Wherever the string "colors" appears, copy the whole line.

========

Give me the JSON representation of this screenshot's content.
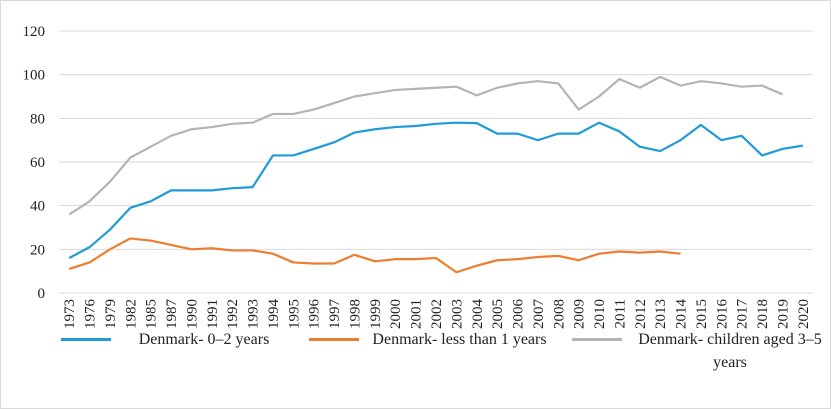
{
  "chart_data": {
    "type": "line",
    "categories": [
      "1973",
      "1976",
      "1979",
      "1982",
      "1985",
      "1987",
      "1990",
      "1991",
      "1992",
      "1993",
      "1994",
      "1995",
      "1996",
      "1997",
      "1998",
      "1999",
      "2000",
      "2001",
      "2002",
      "2003",
      "2004",
      "2005",
      "2006",
      "2007",
      "2008",
      "2009",
      "2010",
      "2011",
      "2012",
      "2013",
      "2014",
      "2015",
      "2016",
      "2017",
      "2018",
      "2019",
      "2020"
    ],
    "series": [
      {
        "name": "Denmark- 0–2 years",
        "color": "#1f9bd7",
        "values": [
          16,
          21,
          29,
          39,
          42,
          47,
          47,
          47,
          48,
          48.5,
          63,
          63,
          66,
          69,
          73.5,
          75,
          76,
          76.5,
          77.5,
          78,
          77.8,
          73,
          73,
          70,
          73,
          73,
          78,
          74,
          67,
          65,
          70,
          77,
          70,
          72,
          63,
          66,
          67.5
        ]
      },
      {
        "name": "Denmark- less than 1 years",
        "color": "#ed7d31",
        "values": [
          11,
          14,
          20,
          25,
          24,
          22,
          20,
          20.5,
          19.5,
          19.5,
          18,
          14,
          13.5,
          13.5,
          17.5,
          14.5,
          15.5,
          15.5,
          16,
          9.5,
          12.5,
          15,
          15.5,
          16.5,
          17,
          15,
          18,
          19,
          18.5,
          19,
          18,
          null,
          null,
          null,
          null,
          null,
          null
        ]
      },
      {
        "name": "Denmark- children aged 3–5 years",
        "color": "#b4b4b4",
        "values": [
          36,
          42,
          51,
          62,
          67,
          72,
          75,
          76,
          77.5,
          78,
          82,
          82,
          84,
          87,
          90,
          91.5,
          93,
          93.5,
          94,
          94.5,
          90.5,
          94,
          96,
          97,
          96,
          84,
          90,
          98,
          94,
          99,
          95,
          97,
          96,
          94.5,
          95,
          91,
          null
        ]
      }
    ],
    "ylim": [
      0,
      120
    ],
    "yticks": [
      0,
      20,
      40,
      60,
      80,
      100,
      120
    ],
    "grid": true
  }
}
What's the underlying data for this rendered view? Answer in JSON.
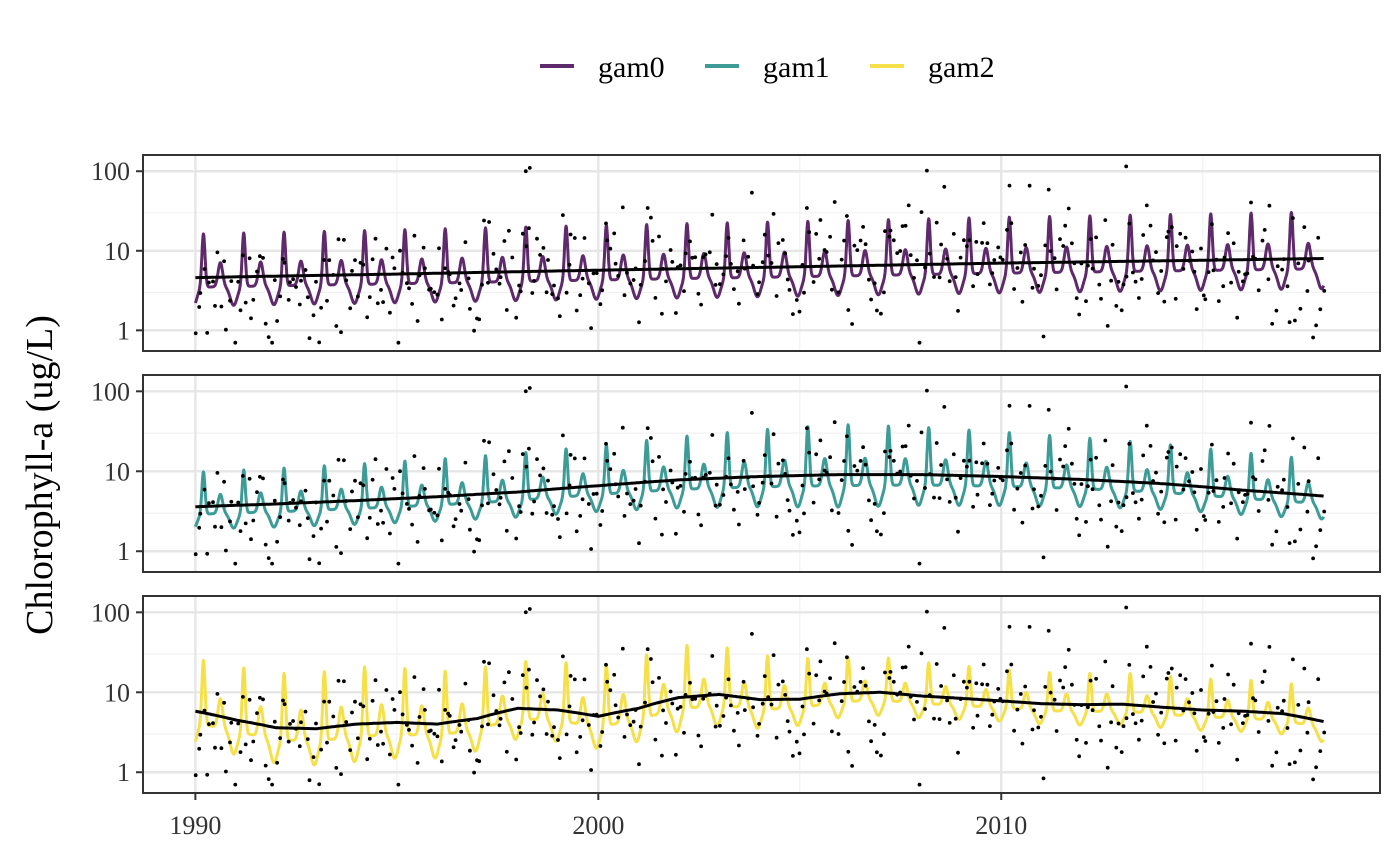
{
  "chart_data": {
    "type": "line",
    "ylabel": "Chlorophyll-a (ug/L)",
    "xlabel": "",
    "y_scale": "log10",
    "ylim": [
      0.55,
      160
    ],
    "xlim": [
      1988.7,
      2019.4
    ],
    "x_ticks": [
      1990,
      2000,
      2010
    ],
    "x_tick_labels": [
      "1990",
      "2000",
      "2010"
    ],
    "y_ticks": [
      1,
      10,
      100
    ],
    "y_tick_labels": [
      "1",
      "10",
      "100"
    ],
    "grid": true,
    "legend_position": "top",
    "legend": [
      {
        "name": "gam0",
        "color": "#5e2a6b"
      },
      {
        "name": "gam1",
        "color": "#3e9c98"
      },
      {
        "name": "gam2",
        "color": "#f5e04a"
      }
    ],
    "trend_color": "#000000",
    "panels": [
      {
        "model": "gam0",
        "color": "#5e2a6b",
        "seasonal_amplitude": [
          [
            1990,
            0.42
          ],
          [
            2019,
            0.45
          ]
        ],
        "trend": [
          [
            1990.0,
            4.6
          ],
          [
            1995,
            5.1
          ],
          [
            2000,
            5.7
          ],
          [
            2005,
            6.3
          ],
          [
            2010,
            7.0
          ],
          [
            2015,
            7.6
          ],
          [
            2018.0,
            8.0
          ]
        ]
      },
      {
        "model": "gam1",
        "color": "#3e9c98",
        "seasonal_amplitude": [
          [
            1990,
            0.33
          ],
          [
            2000,
            0.38
          ],
          [
            2006,
            0.48
          ],
          [
            2012,
            0.4
          ],
          [
            2019,
            0.33
          ]
        ],
        "trend": [
          [
            1990.0,
            3.6
          ],
          [
            1992,
            3.9
          ],
          [
            1994,
            4.3
          ],
          [
            1996,
            4.8
          ],
          [
            1998,
            5.5
          ],
          [
            2000,
            6.6
          ],
          [
            2002,
            7.8
          ],
          [
            2004,
            8.6
          ],
          [
            2006,
            9.1
          ],
          [
            2008,
            9.1
          ],
          [
            2010,
            8.6
          ],
          [
            2012,
            7.9
          ],
          [
            2014,
            7.0
          ],
          [
            2016,
            5.8
          ],
          [
            2018.0,
            4.9
          ]
        ]
      },
      {
        "model": "gam2",
        "color": "#f5e04a",
        "seasonal_amplitude": [
          [
            1990,
            0.5
          ],
          [
            1992,
            0.52
          ],
          [
            1994,
            0.55
          ],
          [
            1998,
            0.45
          ],
          [
            2002,
            0.5
          ],
          [
            2006,
            0.35
          ],
          [
            2010,
            0.3
          ],
          [
            2014,
            0.3
          ],
          [
            2019,
            0.3
          ]
        ],
        "trend": [
          [
            1990.0,
            5.8
          ],
          [
            1991,
            4.5
          ],
          [
            1992,
            3.6
          ],
          [
            1993,
            3.5
          ],
          [
            1994,
            4.0
          ],
          [
            1995,
            4.2
          ],
          [
            1996,
            4.0
          ],
          [
            1997,
            4.7
          ],
          [
            1998,
            6.3
          ],
          [
            1999,
            6.0
          ],
          [
            2000,
            5.0
          ],
          [
            2001,
            6.3
          ],
          [
            2002,
            8.6
          ],
          [
            2003,
            9.4
          ],
          [
            2004,
            8.1
          ],
          [
            2005,
            8.2
          ],
          [
            2006,
            9.6
          ],
          [
            2007,
            10.0
          ],
          [
            2008,
            9.0
          ],
          [
            2009,
            8.4
          ],
          [
            2010,
            7.8
          ],
          [
            2011,
            7.2
          ],
          [
            2012,
            7.0
          ],
          [
            2013,
            7.1
          ],
          [
            2014,
            6.5
          ],
          [
            2015,
            6.0
          ],
          [
            2016,
            5.8
          ],
          [
            2017,
            5.4
          ],
          [
            2018.0,
            4.3
          ]
        ]
      }
    ],
    "observation_summary": {
      "n_points": 406,
      "x_range": [
        1990.0,
        2018.0
      ],
      "y_range": [
        0.7,
        120
      ],
      "max_points": [
        [
          1998.2,
          100
        ],
        [
          1998.3,
          110
        ],
        [
          2013.1,
          115
        ]
      ]
    }
  }
}
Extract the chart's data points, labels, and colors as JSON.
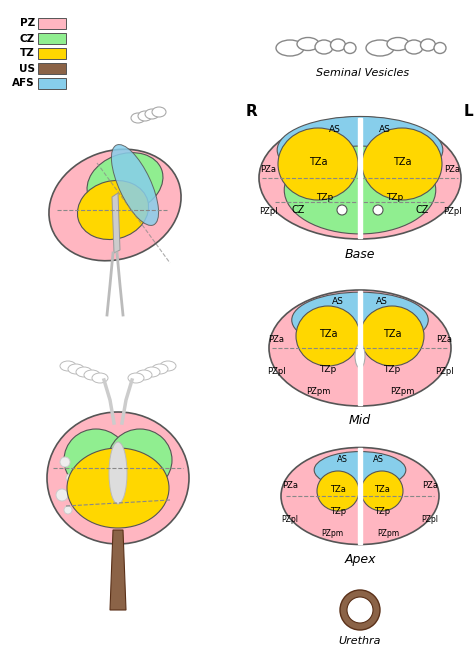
{
  "colors": {
    "PZ": "#FFB6C1",
    "CZ": "#90EE90",
    "TZ": "#FFD700",
    "US": "#8B6347",
    "AFS": "#87CEEB",
    "outline": "#555555",
    "dashed": "#888888",
    "bg": "#FFFFFF"
  },
  "legend": {
    "labels": [
      "PZ",
      "CZ",
      "TZ",
      "US",
      "AFS"
    ],
    "colors": [
      "#FFB6C1",
      "#90EE90",
      "#FFD700",
      "#8B6347",
      "#87CEEB"
    ]
  },
  "seminal_vesicles_label": "Seminal Vesicles",
  "urethra_label": "Urethra",
  "R_label": "R",
  "L_label": "L"
}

========

- _FINAL ANSWER_:
Extract the chart's data points, labels, and colors as JSON.
  "colors": {
    "colors": [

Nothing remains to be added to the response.